Reproduce every entry that follows word for word, but omit the images.

────

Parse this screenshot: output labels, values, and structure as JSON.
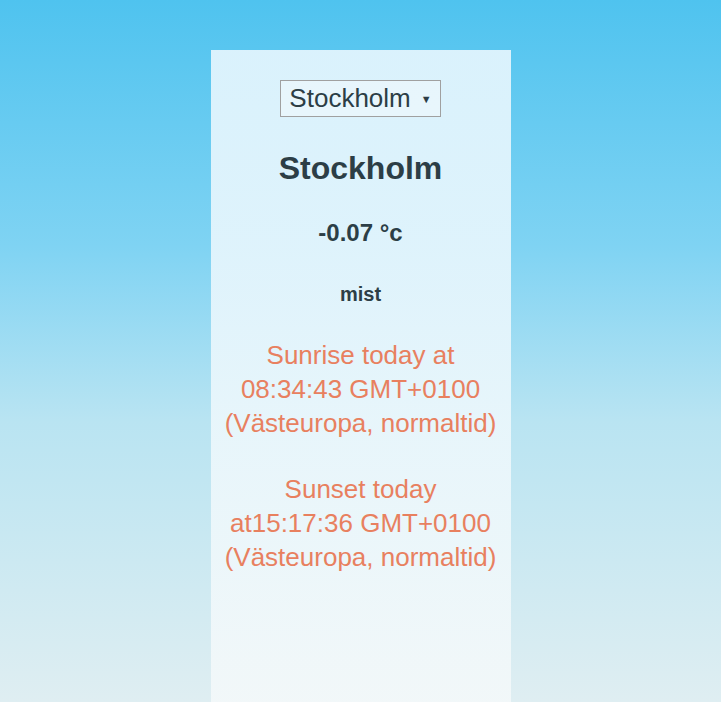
{
  "location_select": {
    "value": "Stockholm",
    "arrow": "▼"
  },
  "city": "Stockholm",
  "temperature": "-0.07 °c",
  "description": "mist",
  "sunrise": "Sunrise today at 08:34:43 GMT+0100 (Västeuropa, normaltid)",
  "sunset": "Sunset today at15:17:36 GMT+0100 (Västeuropa, normaltid)"
}
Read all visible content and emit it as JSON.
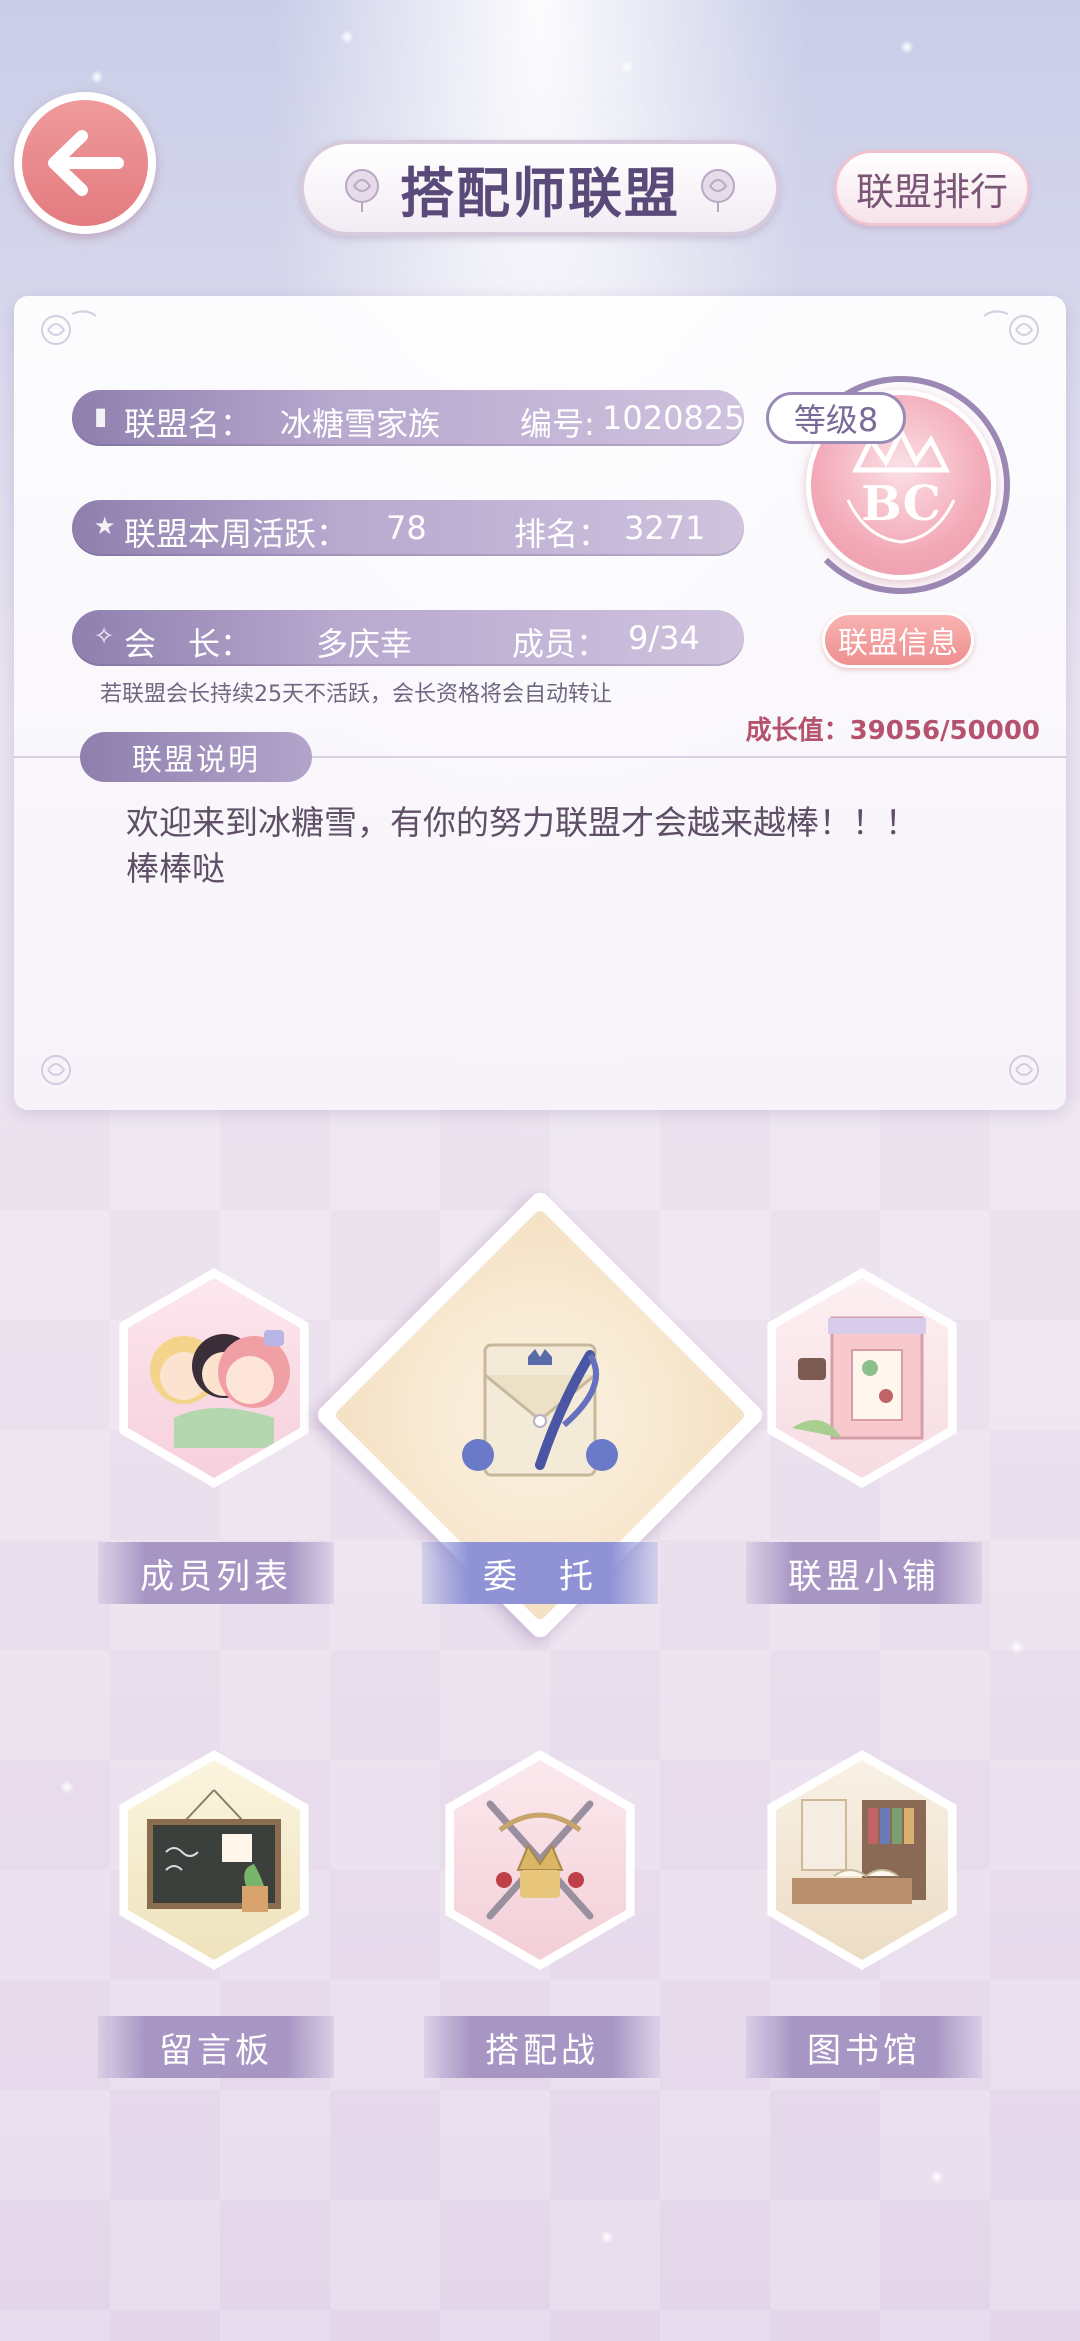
{
  "header": {
    "title": "搭配师联盟",
    "rank_button": "联盟排行"
  },
  "alliance": {
    "name_label": "联盟名：",
    "name": "冰糖雪家族",
    "id_label": "编号:",
    "id": "1020825",
    "activity_label": "联盟本周活跃：",
    "activity": "78",
    "rank_label": "排名：",
    "rank": "3271",
    "leader_label": "会　长：",
    "leader": "多庆幸",
    "members_label": "成员：",
    "members": "9/34",
    "level": "等级8",
    "info_button": "联盟信息",
    "notice": "若联盟会长持续25天不活跃，会长资格将会自动转让",
    "growth": "成长值：39056/50000"
  },
  "description": {
    "label": "联盟说明",
    "text": "欢迎来到冰糖雪，有你的努力联盟才会越来越棒！！！\n棒棒哒"
  },
  "features": [
    {
      "label": "成员列表"
    },
    {
      "label": "委　托"
    },
    {
      "label": "联盟小铺"
    },
    {
      "label": "留言板"
    },
    {
      "label": "搭配战"
    },
    {
      "label": "图书馆"
    }
  ],
  "colors": {
    "accent_purple": "#8e7fae",
    "back_button": "#e37b7f",
    "growth_text": "#b5536f"
  }
}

────

- Result -
Parse this screenshot: output labels, values, and structure as JSON.
{
  "location_select": {
    "value": "Stockholm",
    "arrow": "▼"
  },
  "city": "Stockholm",
  "temperature": "-0.07 °c",
  "description": "mist",
  "sunrise": "Sunrise today at 08:34:43 GMT+0100 (Västeuropa, normaltid)",
  "sunset": "Sunset today at15:17:36 GMT+0100 (Västeuropa, normaltid)"
}
Read all visible content and emit it as JSON.
{
  "header": {
    "title": "搭配师联盟",
    "rank_button": "联盟排行"
  },
  "alliance": {
    "name_label": "联盟名：",
    "name": "冰糖雪家族",
    "id_label": "编号:",
    "id": "1020825",
    "activity_label": "联盟本周活跃：",
    "activity": "78",
    "rank_label": "排名：",
    "rank": "3271",
    "leader_label": "会　长：",
    "leader": "多庆幸",
    "members_label": "成员：",
    "members": "9/34",
    "level": "等级8",
    "info_button": "联盟信息",
    "notice": "若联盟会长持续25天不活跃，会长资格将会自动转让",
    "growth": "成长值：39056/50000"
  },
  "description": {
    "label": "联盟说明",
    "text": "欢迎来到冰糖雪，有你的努力联盟才会越来越棒！！！\n棒棒哒"
  },
  "features": [
    {
      "label": "成员列表"
    },
    {
      "label": "委　托"
    },
    {
      "label": "联盟小铺"
    },
    {
      "label": "留言板"
    },
    {
      "label": "搭配战"
    },
    {
      "label": "图书馆"
    }
  ],
  "colors": {
    "accent_purple": "#8e7fae",
    "back_button": "#e37b7f",
    "growth_text": "#b5536f"
  }
}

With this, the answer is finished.